> _Exercise details_: Collect every line below that contains the word "object".

> _The data_:
==============================

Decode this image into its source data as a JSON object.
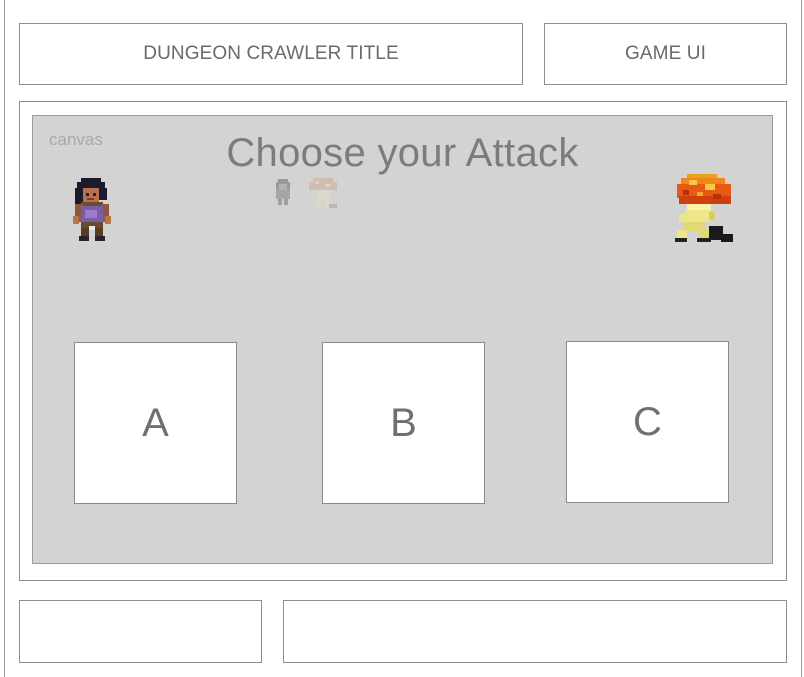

==============================

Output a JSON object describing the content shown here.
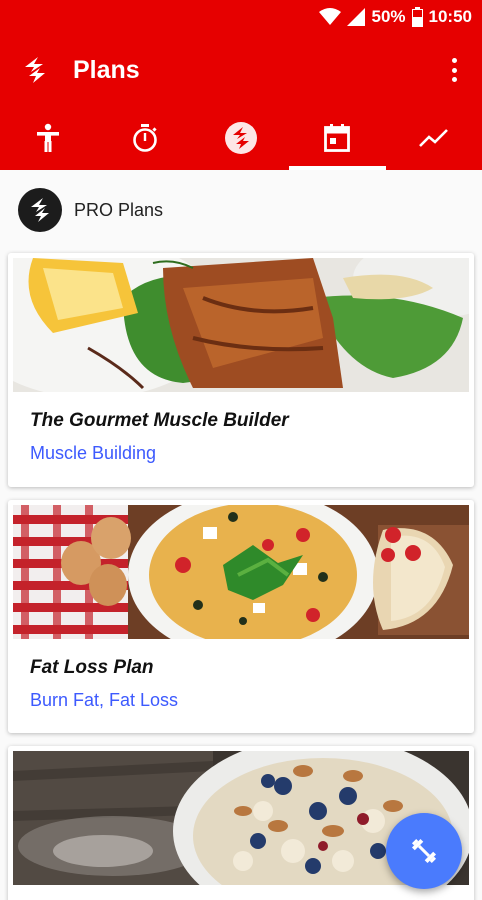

==============================

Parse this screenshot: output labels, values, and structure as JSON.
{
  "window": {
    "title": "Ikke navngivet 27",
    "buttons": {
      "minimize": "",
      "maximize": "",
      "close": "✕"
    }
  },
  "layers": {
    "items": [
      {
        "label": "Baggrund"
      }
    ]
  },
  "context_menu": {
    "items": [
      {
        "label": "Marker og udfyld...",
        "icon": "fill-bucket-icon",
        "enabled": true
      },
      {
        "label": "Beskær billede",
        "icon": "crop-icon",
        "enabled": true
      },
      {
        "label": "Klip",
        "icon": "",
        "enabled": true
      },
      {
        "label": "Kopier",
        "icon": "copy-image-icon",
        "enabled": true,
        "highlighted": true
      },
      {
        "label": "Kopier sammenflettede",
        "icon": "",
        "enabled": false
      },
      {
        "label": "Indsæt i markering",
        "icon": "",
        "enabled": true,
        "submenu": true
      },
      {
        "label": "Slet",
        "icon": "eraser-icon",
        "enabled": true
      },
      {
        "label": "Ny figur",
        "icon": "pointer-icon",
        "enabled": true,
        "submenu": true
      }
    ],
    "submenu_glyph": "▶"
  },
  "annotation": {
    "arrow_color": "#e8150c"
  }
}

==============================

> _Complete answer_:
Decode this image into its source data as a JSON object.
Output a JSON object describing the content shown here.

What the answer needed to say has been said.